_DATASET RECORDS_:
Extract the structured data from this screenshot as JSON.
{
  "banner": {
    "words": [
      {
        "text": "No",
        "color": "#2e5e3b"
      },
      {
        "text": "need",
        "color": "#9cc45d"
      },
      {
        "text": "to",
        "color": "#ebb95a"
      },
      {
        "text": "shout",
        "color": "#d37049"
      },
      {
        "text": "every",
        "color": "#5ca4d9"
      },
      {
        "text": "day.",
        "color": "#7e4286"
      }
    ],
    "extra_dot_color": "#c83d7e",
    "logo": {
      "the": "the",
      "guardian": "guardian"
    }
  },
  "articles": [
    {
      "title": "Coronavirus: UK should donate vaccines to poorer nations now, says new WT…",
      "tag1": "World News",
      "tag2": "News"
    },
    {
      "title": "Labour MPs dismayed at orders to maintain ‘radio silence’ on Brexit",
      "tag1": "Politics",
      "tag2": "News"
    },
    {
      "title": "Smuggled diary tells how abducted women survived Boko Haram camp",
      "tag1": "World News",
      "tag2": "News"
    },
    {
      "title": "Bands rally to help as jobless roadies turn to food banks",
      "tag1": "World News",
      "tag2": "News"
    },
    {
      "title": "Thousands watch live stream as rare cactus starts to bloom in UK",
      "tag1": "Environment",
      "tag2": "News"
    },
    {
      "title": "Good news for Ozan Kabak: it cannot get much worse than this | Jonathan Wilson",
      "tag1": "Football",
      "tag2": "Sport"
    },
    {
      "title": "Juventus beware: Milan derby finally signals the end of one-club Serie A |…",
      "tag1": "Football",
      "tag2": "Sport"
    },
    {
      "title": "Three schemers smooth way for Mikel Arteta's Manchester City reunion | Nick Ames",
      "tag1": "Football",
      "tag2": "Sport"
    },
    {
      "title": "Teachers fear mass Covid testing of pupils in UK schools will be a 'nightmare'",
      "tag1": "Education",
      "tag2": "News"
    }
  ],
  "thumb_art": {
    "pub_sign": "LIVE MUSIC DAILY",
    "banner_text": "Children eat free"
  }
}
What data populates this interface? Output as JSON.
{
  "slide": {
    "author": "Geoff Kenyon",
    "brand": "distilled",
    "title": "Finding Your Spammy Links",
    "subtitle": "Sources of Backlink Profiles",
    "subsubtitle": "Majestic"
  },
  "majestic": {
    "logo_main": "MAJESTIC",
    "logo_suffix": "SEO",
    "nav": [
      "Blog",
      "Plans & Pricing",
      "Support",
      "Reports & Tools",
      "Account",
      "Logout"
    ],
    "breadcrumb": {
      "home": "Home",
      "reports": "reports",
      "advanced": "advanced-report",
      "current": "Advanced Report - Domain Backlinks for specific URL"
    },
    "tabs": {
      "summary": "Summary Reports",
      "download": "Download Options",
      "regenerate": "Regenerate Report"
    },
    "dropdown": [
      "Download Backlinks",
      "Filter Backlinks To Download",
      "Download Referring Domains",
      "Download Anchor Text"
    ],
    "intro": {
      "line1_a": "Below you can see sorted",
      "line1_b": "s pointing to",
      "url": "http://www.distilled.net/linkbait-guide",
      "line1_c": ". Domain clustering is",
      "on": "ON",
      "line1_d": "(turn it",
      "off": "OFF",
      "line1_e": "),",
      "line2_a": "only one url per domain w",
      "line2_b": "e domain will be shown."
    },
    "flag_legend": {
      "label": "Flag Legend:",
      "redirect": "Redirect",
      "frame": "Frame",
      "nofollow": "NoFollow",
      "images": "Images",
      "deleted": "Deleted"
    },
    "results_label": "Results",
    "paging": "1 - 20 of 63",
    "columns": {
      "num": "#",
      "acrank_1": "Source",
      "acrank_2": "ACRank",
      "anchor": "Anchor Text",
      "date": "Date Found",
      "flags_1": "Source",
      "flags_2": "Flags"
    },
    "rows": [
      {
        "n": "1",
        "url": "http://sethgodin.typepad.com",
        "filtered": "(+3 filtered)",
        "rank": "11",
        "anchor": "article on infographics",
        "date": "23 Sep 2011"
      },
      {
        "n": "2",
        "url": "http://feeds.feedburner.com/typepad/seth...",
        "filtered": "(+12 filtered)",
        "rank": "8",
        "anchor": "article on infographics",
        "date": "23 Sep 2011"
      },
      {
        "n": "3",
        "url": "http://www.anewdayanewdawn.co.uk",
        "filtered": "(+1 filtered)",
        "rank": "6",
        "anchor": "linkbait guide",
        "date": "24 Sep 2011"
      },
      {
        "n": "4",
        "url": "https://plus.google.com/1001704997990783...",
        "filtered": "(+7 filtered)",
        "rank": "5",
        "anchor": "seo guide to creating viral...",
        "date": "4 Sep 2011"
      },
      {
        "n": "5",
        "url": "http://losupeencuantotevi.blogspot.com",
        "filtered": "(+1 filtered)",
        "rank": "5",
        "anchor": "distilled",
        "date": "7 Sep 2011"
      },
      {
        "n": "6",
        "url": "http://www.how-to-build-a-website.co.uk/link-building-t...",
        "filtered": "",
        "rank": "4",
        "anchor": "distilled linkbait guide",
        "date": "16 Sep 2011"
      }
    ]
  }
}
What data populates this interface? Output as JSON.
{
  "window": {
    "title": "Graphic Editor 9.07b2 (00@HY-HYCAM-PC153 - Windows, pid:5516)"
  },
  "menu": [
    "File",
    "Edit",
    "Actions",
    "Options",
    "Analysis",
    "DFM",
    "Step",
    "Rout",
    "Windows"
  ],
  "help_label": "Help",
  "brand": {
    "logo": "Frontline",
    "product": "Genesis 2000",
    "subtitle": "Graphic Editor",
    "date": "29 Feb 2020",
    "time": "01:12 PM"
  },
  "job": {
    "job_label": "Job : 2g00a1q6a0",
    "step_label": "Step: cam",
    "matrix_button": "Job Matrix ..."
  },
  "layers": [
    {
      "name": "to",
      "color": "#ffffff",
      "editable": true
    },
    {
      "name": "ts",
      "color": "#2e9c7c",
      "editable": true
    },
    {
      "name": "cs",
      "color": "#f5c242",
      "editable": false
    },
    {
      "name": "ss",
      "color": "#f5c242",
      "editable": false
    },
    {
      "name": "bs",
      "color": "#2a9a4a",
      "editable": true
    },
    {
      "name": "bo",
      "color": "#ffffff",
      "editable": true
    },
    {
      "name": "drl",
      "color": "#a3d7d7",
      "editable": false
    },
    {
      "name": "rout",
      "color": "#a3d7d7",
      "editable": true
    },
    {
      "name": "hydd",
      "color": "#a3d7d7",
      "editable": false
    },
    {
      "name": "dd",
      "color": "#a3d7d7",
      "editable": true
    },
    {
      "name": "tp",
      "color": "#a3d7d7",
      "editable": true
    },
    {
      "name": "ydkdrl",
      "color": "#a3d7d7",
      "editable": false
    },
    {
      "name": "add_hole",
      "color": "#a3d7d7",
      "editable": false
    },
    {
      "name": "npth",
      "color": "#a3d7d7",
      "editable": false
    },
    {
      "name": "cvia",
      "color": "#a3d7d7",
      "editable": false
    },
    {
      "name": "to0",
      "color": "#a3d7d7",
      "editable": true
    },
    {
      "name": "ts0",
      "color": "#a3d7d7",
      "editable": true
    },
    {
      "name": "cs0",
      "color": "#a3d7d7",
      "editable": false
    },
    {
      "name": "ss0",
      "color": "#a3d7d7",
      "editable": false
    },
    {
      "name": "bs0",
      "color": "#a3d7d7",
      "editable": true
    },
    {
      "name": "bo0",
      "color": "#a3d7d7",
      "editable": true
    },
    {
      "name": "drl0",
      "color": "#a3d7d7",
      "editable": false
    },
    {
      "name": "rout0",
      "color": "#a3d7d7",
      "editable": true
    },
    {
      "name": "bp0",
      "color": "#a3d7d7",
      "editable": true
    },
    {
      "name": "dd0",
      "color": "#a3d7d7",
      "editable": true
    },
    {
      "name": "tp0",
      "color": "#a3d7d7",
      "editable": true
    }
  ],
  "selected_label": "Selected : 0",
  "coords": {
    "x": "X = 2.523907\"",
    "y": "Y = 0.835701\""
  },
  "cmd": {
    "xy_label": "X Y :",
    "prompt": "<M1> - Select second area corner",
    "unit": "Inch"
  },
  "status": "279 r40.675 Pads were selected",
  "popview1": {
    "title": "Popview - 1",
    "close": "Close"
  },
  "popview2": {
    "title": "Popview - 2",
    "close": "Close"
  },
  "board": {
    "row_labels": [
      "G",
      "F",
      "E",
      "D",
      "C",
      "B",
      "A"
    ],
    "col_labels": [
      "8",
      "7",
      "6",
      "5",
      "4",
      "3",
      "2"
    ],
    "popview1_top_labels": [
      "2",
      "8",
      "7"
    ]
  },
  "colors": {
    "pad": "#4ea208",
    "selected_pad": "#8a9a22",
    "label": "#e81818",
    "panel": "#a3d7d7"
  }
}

_WORK INSTRUCTIONS_: Filter the entries down to the lines with the word "Editor" in them, and copy those lines.

_EXERCISE RESPONSE_:
    "title": "Graphic Editor 9.07b2 (00@HY-HYCAM-PC153 - Windows, pid:5516)"
    "subtitle": "Graphic Editor",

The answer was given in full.